═════ MATERIAL TO PROCESS
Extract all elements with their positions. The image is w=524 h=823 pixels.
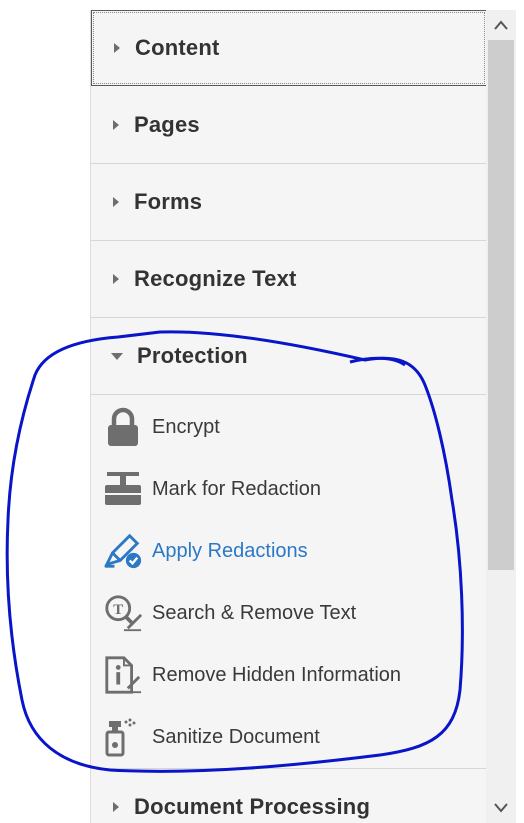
tool-label: Mark for Redaction xyxy=(152,477,321,500)
tool-label: Remove Hidden Information xyxy=(152,663,402,686)
tool-mark-for-redaction[interactable]: Mark for Redaction xyxy=(91,458,487,520)
search-remove-text-icon: T xyxy=(103,593,143,633)
section-title: Content xyxy=(135,35,220,60)
section-title: Forms xyxy=(134,189,203,214)
scroll-thumb[interactable] xyxy=(488,40,514,570)
hidden-info-document-icon xyxy=(103,655,143,695)
chevron-down-icon[interactable] xyxy=(486,793,516,823)
tools-panel: Content Pages Forms Recognize Text Prote… xyxy=(90,10,487,823)
tool-label: Encrypt xyxy=(152,415,220,438)
section-protection[interactable]: Protection xyxy=(91,318,487,395)
redaction-marker-icon xyxy=(103,469,143,509)
lock-icon xyxy=(103,407,143,447)
caret-right-icon xyxy=(113,120,119,130)
section-title: Pages xyxy=(134,112,200,137)
spray-bottle-icon xyxy=(103,717,143,757)
tool-sanitize-document[interactable]: Sanitize Document xyxy=(91,706,487,768)
tool-search-remove-text[interactable]: T Search & Remove Text xyxy=(91,582,487,644)
tool-label: Sanitize Document xyxy=(152,725,320,748)
caret-down-icon xyxy=(111,352,123,360)
chevron-up-icon[interactable] xyxy=(486,10,516,40)
section-forms[interactable]: Forms xyxy=(91,164,487,241)
section-title: Protection xyxy=(137,343,248,368)
vertical-scrollbar[interactable] xyxy=(486,10,516,823)
section-title: Document Processing xyxy=(134,793,371,819)
section-content[interactable]: Content xyxy=(91,10,487,86)
svg-text:T: T xyxy=(113,601,123,618)
redaction-pen-check-icon xyxy=(103,531,143,571)
caret-right-icon xyxy=(113,801,119,812)
tool-label: Search & Remove Text xyxy=(152,601,357,624)
tool-encrypt[interactable]: Encrypt xyxy=(91,396,487,458)
tool-apply-redactions[interactable]: Apply Redactions xyxy=(91,520,487,582)
tool-remove-hidden-information[interactable]: Remove Hidden Information xyxy=(91,644,487,706)
caret-right-icon xyxy=(113,197,119,207)
section-title: Recognize Text xyxy=(134,266,297,291)
tools-panel-window: Content Pages Forms Recognize Text Prote… xyxy=(0,0,524,823)
section-pages[interactable]: Pages xyxy=(91,87,487,164)
section-document-processing[interactable]: Document Processing xyxy=(91,768,487,823)
section-recognize-text[interactable]: Recognize Text xyxy=(91,241,487,318)
tool-label: Apply Redactions xyxy=(152,539,308,562)
caret-right-icon xyxy=(114,43,120,53)
caret-right-icon xyxy=(113,274,119,284)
══════════
▶ [REQUEST]
Give only the number of lines in the records that contain the string "right". Matching is case-sensitive.

▶ [THE SOLUTION]
5